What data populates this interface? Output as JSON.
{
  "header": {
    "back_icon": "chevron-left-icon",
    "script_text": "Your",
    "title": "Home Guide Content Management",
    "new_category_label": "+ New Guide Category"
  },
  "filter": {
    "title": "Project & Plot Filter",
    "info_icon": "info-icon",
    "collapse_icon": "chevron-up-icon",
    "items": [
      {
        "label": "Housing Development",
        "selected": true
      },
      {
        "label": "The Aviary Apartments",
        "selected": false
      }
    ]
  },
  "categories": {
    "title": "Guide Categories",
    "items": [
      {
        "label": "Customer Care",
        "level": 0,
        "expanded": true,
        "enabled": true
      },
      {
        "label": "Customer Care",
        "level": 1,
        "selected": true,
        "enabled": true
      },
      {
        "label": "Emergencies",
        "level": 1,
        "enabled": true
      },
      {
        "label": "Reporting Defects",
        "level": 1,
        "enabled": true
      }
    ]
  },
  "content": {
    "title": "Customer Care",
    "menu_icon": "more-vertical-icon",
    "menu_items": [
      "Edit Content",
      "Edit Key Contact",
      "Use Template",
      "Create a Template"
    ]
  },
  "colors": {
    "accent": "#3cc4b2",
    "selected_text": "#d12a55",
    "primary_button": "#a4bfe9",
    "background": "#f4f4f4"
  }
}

WHAT TO WORK ON:
Copy the records above exactly.

EXPECTED ANSWER:
What data populates this interface? Output as JSON.
{
  "header": {
    "back_icon": "chevron-left-icon",
    "script_text": "Your",
    "title": "Home Guide Content Management",
    "new_category_label": "+ New Guide Category"
  },
  "filter": {
    "title": "Project & Plot Filter",
    "info_icon": "info-icon",
    "collapse_icon": "chevron-up-icon",
    "items": [
      {
        "label": "Housing Development",
        "selected": true
      },
      {
        "label": "The Aviary Apartments",
        "selected": false
      }
    ]
  },
  "categories": {
    "title": "Guide Categories",
    "items": [
      {
        "label": "Customer Care",
        "level": 0,
        "expanded": true,
        "enabled": true
      },
      {
        "label": "Customer Care",
        "level": 1,
        "selected": true,
        "enabled": true
      },
      {
        "label": "Emergencies",
        "level": 1,
        "enabled": true
      },
      {
        "label": "Reporting Defects",
        "level": 1,
        "enabled": true
      }
    ]
  },
  "content": {
    "title": "Customer Care",
    "menu_icon": "more-vertical-icon",
    "menu_items": [
      "Edit Content",
      "Edit Key Contact",
      "Use Template",
      "Create a Template"
    ]
  },
  "colors": {
    "accent": "#3cc4b2",
    "selected_text": "#d12a55",
    "primary_button": "#a4bfe9",
    "background": "#f4f4f4"
  }
}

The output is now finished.